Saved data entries

☆ ☆ ☆ ☆

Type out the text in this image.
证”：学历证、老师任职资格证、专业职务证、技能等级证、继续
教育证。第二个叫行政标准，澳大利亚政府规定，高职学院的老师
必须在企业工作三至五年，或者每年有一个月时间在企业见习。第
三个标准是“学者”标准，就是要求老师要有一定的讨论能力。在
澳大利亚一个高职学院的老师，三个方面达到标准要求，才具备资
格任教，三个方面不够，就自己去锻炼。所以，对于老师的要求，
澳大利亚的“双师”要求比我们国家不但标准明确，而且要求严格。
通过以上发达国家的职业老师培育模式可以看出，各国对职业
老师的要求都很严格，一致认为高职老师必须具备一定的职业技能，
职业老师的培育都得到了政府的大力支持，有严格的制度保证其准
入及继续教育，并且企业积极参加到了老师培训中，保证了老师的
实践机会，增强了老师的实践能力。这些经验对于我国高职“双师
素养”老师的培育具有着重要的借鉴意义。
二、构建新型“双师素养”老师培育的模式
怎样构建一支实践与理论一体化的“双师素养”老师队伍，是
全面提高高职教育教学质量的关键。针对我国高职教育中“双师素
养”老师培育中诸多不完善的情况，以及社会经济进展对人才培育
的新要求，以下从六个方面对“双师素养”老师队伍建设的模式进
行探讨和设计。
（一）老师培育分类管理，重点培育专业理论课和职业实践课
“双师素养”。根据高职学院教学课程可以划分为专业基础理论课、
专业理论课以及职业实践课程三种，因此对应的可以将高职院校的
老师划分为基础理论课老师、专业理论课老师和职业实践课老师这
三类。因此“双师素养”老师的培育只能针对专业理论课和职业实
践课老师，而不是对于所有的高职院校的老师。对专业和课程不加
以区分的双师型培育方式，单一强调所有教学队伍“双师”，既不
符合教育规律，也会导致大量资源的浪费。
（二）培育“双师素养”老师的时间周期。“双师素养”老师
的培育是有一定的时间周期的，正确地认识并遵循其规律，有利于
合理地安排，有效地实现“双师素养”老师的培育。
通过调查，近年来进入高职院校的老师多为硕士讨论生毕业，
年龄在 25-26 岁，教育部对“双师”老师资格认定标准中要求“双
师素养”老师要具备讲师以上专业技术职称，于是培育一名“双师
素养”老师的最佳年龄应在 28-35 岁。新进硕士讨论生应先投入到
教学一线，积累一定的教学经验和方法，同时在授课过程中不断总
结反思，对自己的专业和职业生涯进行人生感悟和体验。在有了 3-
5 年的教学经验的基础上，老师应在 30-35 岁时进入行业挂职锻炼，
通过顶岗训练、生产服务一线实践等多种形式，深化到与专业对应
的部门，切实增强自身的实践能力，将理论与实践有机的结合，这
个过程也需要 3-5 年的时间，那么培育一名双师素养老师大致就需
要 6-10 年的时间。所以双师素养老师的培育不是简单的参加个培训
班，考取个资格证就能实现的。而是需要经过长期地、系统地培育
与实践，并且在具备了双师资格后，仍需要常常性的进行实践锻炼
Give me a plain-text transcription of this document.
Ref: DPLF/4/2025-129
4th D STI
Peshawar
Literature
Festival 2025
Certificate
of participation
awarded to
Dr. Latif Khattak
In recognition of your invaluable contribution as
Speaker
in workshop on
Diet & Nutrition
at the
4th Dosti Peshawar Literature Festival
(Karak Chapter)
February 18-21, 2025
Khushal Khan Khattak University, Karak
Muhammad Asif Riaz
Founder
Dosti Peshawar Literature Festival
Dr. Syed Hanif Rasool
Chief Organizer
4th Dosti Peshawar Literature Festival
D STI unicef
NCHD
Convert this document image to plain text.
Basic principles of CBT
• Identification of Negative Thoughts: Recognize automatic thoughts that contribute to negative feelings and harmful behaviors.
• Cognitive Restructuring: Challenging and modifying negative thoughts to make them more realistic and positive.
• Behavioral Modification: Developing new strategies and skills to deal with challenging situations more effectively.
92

☆ ☆ ☆ ☆

#### [Given problem]
Look above for every line with the word "image" and copy it.

#### [Task output]
Type out the text in this image.
Convert this document image to plain text.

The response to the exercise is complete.